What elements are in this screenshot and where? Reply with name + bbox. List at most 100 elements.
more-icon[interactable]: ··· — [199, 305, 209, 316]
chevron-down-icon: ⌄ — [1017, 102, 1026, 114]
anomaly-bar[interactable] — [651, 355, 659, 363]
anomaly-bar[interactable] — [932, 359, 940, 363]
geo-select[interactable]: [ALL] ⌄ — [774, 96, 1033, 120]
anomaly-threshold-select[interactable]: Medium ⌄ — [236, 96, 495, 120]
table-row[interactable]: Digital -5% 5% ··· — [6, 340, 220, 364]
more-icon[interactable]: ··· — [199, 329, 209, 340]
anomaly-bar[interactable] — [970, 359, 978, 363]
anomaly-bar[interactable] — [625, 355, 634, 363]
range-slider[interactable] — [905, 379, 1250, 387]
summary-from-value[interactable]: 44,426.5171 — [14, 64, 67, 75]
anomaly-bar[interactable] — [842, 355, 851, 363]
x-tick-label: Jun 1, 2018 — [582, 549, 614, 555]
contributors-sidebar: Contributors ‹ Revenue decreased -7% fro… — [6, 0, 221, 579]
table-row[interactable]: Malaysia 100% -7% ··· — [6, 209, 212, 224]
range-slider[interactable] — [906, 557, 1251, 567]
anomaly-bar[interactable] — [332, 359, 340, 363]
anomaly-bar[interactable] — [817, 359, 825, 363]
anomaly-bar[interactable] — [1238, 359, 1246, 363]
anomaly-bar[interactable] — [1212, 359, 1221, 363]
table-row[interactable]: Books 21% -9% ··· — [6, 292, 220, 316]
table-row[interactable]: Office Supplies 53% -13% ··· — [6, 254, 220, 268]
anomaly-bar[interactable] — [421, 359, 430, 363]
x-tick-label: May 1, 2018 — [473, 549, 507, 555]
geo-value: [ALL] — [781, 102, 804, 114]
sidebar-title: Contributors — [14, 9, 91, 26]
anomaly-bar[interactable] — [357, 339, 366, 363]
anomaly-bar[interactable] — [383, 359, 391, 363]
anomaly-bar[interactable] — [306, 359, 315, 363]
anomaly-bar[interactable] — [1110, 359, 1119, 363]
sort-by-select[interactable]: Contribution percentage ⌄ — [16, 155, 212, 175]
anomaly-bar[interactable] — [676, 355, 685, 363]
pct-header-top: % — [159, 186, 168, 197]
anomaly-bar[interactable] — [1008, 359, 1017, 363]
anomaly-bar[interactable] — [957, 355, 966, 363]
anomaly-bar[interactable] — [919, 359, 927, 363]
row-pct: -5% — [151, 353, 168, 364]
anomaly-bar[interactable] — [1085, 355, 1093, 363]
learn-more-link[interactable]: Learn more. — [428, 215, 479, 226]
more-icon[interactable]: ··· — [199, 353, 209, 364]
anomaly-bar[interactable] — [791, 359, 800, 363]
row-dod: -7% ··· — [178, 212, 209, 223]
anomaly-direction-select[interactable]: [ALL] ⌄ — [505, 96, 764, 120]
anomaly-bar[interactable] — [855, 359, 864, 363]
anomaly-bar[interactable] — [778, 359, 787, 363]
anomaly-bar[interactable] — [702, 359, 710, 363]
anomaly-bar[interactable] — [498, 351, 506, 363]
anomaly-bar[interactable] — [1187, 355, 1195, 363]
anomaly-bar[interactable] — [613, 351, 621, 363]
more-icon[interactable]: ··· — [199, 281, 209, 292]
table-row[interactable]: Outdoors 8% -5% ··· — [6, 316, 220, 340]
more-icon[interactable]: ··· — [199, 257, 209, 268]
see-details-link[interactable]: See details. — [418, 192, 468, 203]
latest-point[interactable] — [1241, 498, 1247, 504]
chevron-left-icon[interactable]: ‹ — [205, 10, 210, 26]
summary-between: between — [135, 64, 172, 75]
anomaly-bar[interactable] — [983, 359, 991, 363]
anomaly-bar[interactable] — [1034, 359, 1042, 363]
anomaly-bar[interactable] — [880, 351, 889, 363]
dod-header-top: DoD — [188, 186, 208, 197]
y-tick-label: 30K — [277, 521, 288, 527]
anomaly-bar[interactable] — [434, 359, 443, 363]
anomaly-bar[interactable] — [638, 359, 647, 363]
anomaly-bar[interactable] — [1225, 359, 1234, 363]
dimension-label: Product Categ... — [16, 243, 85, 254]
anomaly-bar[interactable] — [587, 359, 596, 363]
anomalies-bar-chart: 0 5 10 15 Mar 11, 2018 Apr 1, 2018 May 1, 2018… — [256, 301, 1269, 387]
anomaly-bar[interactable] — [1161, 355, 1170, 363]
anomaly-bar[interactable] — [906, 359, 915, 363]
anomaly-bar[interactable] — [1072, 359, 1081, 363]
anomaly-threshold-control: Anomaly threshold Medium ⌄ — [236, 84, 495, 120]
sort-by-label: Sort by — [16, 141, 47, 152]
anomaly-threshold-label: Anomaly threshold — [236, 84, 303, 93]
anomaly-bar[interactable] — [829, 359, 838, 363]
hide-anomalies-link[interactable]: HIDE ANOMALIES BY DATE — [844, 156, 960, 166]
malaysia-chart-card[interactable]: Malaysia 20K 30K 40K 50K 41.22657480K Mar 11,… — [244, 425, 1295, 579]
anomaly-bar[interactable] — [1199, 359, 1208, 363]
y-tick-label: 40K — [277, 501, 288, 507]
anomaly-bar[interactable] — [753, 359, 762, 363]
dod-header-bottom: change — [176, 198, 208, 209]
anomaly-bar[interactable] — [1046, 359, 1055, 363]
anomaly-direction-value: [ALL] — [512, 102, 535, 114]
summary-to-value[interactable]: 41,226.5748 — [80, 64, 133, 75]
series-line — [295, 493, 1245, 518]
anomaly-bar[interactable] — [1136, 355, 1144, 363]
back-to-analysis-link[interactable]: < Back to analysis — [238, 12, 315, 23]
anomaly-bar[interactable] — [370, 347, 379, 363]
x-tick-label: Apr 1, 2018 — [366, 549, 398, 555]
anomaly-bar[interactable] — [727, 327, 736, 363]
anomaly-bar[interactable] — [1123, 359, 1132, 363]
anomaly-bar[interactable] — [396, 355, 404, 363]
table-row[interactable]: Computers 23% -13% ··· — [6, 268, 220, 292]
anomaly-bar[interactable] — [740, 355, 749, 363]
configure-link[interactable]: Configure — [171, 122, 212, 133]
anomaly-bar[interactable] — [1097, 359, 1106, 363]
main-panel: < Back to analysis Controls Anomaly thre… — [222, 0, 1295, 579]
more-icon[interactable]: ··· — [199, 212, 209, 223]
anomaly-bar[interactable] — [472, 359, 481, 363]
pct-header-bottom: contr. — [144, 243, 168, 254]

- _DIRECTION_
Reproduce the data above verbatim, keeping every line in its original order.

- _TASK OUTPUT_
What elements are in this screenshot and where? Reply with name + bbox. List at most 100 elements.
more-icon[interactable]: ··· — [199, 305, 209, 316]
chevron-down-icon: ⌄ — [1017, 102, 1026, 114]
anomaly-bar[interactable] — [651, 355, 659, 363]
anomaly-bar[interactable] — [932, 359, 940, 363]
geo-select[interactable]: [ALL] ⌄ — [774, 96, 1033, 120]
anomaly-threshold-select[interactable]: Medium ⌄ — [236, 96, 495, 120]
table-row[interactable]: Digital -5% 5% ··· — [6, 340, 220, 364]
more-icon[interactable]: ··· — [199, 329, 209, 340]
anomaly-bar[interactable] — [970, 359, 978, 363]
anomaly-bar[interactable] — [625, 355, 634, 363]
range-slider[interactable] — [905, 379, 1250, 387]
summary-from-value[interactable]: 44,426.5171 — [14, 64, 67, 75]
anomaly-bar[interactable] — [842, 355, 851, 363]
x-tick-label: Jun 1, 2018 — [582, 549, 614, 555]
contributors-sidebar: Contributors ‹ Revenue decreased -7% fro… — [6, 0, 221, 579]
table-row[interactable]: Malaysia 100% -7% ··· — [6, 209, 212, 224]
range-slider[interactable] — [906, 557, 1251, 567]
anomaly-bar[interactable] — [332, 359, 340, 363]
anomaly-bar[interactable] — [817, 359, 825, 363]
anomaly-bar[interactable] — [1238, 359, 1246, 363]
anomaly-bar[interactable] — [1212, 359, 1221, 363]
table-row[interactable]: Books 21% -9% ··· — [6, 292, 220, 316]
table-row[interactable]: Office Supplies 53% -13% ··· — [6, 254, 220, 268]
anomaly-bar[interactable] — [421, 359, 430, 363]
x-tick-label: May 1, 2018 — [473, 549, 507, 555]
geo-value: [ALL] — [781, 102, 804, 114]
sidebar-title: Contributors — [14, 9, 91, 26]
anomaly-bar[interactable] — [357, 339, 366, 363]
anomaly-bar[interactable] — [383, 359, 391, 363]
anomaly-bar[interactable] — [306, 359, 315, 363]
anomaly-bar[interactable] — [1110, 359, 1119, 363]
sort-by-select[interactable]: Contribution percentage ⌄ — [16, 155, 212, 175]
anomaly-bar[interactable] — [676, 355, 685, 363]
pct-header-top: % — [159, 186, 168, 197]
anomaly-bar[interactable] — [1008, 359, 1017, 363]
anomaly-bar[interactable] — [957, 355, 966, 363]
anomaly-bar[interactable] — [919, 359, 927, 363]
row-pct: -5% — [151, 353, 168, 364]
anomaly-bar[interactable] — [1085, 355, 1093, 363]
learn-more-link[interactable]: Learn more. — [428, 215, 479, 226]
more-icon[interactable]: ··· — [199, 353, 209, 364]
anomaly-bar[interactable] — [791, 359, 800, 363]
row-dod: -7% ··· — [178, 212, 209, 223]
anomaly-direction-select[interactable]: [ALL] ⌄ — [505, 96, 764, 120]
anomaly-bar[interactable] — [855, 359, 864, 363]
anomaly-bar[interactable] — [778, 359, 787, 363]
anomaly-bar[interactable] — [702, 359, 710, 363]
anomaly-bar[interactable] — [498, 351, 506, 363]
anomaly-bar[interactable] — [1187, 355, 1195, 363]
anomaly-bar[interactable] — [613, 351, 621, 363]
more-icon[interactable]: ··· — [199, 281, 209, 292]
table-row[interactable]: Outdoors 8% -5% ··· — [6, 316, 220, 340]
more-icon[interactable]: ··· — [199, 257, 209, 268]
see-details-link[interactable]: See details. — [418, 192, 468, 203]
latest-point[interactable] — [1241, 498, 1247, 504]
chevron-left-icon[interactable]: ‹ — [205, 10, 210, 26]
summary-between: between — [135, 64, 172, 75]
anomaly-bar[interactable] — [983, 359, 991, 363]
anomaly-bar[interactable] — [1034, 359, 1042, 363]
anomaly-bar[interactable] — [880, 351, 889, 363]
dod-header-top: DoD — [188, 186, 208, 197]
y-tick-label: 30K — [277, 521, 288, 527]
anomaly-bar[interactable] — [434, 359, 443, 363]
anomaly-bar[interactable] — [638, 359, 647, 363]
anomaly-bar[interactable] — [1225, 359, 1234, 363]
dimension-label: Product Categ... — [16, 243, 85, 254]
anomaly-bar[interactable] — [587, 359, 596, 363]
anomalies-bar-chart: 0 5 10 15 Mar 11, 2018 Apr 1, 2018 May 1, 2018… — [256, 301, 1269, 387]
anomaly-bar[interactable] — [1161, 355, 1170, 363]
anomaly-bar[interactable] — [906, 359, 915, 363]
anomaly-bar[interactable] — [1072, 359, 1081, 363]
anomaly-threshold-control: Anomaly threshold Medium ⌄ — [236, 84, 495, 120]
sort-by-label: Sort by — [16, 141, 47, 152]
anomaly-threshold-label: Anomaly threshold — [236, 84, 303, 93]
anomaly-bar[interactable] — [829, 359, 838, 363]
hide-anomalies-link[interactable]: HIDE ANOMALIES BY DATE — [844, 156, 960, 166]
malaysia-chart-card[interactable]: Malaysia 20K 30K 40K 50K 41.22657480K Mar 11,… — [244, 425, 1295, 579]
anomaly-bar[interactable] — [1199, 359, 1208, 363]
y-tick-label: 40K — [277, 501, 288, 507]
anomaly-bar[interactable] — [753, 359, 762, 363]
dod-header-bottom: change — [176, 198, 208, 209]
anomaly-bar[interactable] — [1046, 359, 1055, 363]
anomaly-direction-value: [ALL] — [512, 102, 535, 114]
summary-to-value[interactable]: 41,226.5748 — [80, 64, 133, 75]
series-line — [295, 493, 1245, 518]
anomaly-bar[interactable] — [1136, 355, 1144, 363]
back-to-analysis-link[interactable]: < Back to analysis — [238, 12, 315, 23]
anomaly-bar[interactable] — [370, 347, 379, 363]
x-tick-label: Apr 1, 2018 — [366, 549, 398, 555]
anomaly-bar[interactable] — [727, 327, 736, 363]
anomaly-bar[interactable] — [1123, 359, 1132, 363]
anomaly-bar[interactable] — [396, 355, 404, 363]
table-row[interactable]: Computers 23% -13% ··· — [6, 268, 220, 292]
anomaly-bar[interactable] — [740, 355, 749, 363]
configure-link[interactable]: Configure — [171, 122, 212, 133]
anomaly-bar[interactable] — [1097, 359, 1106, 363]
main-panel: < Back to analysis Controls Anomaly thre… — [222, 0, 1295, 579]
more-icon[interactable]: ··· — [199, 212, 209, 223]
anomaly-bar[interactable] — [472, 359, 481, 363]
pct-header-bottom: contr. — [144, 243, 168, 254]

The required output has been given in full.